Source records
•••

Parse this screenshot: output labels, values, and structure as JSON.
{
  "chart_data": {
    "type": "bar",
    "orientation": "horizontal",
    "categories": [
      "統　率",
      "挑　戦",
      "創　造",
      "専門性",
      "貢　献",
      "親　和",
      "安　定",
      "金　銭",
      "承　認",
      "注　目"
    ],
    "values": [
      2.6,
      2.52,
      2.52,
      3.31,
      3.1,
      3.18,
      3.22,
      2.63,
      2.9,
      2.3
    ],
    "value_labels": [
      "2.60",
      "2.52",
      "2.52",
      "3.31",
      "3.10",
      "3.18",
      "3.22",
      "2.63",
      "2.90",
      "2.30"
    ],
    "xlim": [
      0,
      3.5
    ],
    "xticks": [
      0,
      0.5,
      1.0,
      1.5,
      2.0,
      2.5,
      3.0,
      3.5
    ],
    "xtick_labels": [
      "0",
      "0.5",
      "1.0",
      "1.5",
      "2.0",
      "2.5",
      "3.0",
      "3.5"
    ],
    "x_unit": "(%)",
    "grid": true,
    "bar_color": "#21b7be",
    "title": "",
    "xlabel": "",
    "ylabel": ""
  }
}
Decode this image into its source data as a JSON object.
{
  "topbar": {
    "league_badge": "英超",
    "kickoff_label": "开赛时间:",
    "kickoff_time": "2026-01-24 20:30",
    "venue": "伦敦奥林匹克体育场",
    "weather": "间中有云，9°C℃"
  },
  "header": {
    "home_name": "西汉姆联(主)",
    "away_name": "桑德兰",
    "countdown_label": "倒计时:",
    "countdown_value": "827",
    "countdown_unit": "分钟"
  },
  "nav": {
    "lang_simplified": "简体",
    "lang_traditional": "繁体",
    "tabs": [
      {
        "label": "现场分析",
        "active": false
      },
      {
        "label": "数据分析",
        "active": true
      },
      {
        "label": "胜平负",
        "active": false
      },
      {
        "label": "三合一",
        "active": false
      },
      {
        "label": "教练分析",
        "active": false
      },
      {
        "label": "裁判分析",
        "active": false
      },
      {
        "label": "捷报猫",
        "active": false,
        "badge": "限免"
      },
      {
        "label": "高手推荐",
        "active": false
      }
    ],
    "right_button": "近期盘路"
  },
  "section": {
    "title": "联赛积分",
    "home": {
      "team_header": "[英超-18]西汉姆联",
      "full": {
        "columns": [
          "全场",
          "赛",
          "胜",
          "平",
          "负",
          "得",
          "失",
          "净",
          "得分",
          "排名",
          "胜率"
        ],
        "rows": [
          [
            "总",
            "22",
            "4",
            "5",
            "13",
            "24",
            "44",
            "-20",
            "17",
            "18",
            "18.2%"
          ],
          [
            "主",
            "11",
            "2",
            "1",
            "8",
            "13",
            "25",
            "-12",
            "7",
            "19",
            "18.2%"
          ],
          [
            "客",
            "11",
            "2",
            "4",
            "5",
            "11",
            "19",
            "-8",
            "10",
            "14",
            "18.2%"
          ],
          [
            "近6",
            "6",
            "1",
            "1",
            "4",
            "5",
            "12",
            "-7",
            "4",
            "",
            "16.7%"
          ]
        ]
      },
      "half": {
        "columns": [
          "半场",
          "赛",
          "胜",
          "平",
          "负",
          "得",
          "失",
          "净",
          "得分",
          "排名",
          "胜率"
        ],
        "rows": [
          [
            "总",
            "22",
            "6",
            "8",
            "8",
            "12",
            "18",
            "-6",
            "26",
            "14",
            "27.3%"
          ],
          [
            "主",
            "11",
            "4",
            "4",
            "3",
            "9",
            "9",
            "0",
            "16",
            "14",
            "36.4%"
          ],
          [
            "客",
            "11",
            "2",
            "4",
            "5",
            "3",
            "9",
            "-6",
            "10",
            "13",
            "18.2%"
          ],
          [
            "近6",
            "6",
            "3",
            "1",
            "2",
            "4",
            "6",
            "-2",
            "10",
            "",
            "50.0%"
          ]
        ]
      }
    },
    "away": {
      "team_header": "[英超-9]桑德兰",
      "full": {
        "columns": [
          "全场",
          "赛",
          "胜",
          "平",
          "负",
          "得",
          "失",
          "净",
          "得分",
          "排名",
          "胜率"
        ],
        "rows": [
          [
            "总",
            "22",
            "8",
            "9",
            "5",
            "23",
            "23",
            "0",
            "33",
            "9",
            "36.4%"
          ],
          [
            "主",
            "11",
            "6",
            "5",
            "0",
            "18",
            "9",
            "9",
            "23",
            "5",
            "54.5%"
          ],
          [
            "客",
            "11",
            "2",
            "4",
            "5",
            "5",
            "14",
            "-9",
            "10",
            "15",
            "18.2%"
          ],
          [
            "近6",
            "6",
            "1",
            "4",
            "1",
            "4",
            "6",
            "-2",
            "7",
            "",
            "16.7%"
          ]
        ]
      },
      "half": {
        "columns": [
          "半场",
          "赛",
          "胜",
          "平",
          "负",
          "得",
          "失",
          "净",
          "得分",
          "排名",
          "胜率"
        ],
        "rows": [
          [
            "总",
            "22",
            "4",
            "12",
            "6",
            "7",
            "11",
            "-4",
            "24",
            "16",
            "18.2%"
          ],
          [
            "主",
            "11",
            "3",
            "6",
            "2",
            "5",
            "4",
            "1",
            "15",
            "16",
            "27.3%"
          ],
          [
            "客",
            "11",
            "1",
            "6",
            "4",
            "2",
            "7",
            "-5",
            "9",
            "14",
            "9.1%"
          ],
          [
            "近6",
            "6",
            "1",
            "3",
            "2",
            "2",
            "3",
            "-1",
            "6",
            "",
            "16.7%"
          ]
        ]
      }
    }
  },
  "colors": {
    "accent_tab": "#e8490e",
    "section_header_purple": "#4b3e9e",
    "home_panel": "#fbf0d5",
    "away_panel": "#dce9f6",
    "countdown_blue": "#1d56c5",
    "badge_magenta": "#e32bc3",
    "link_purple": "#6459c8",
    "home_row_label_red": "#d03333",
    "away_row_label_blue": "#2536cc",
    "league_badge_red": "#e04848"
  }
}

•••

▶ Written problem
Copy out each line of the data containing the string "this".

▶ Result
Parse this screenshot: output labels, values, and structure as JSON.
Decode this image into its source data as a JSON object.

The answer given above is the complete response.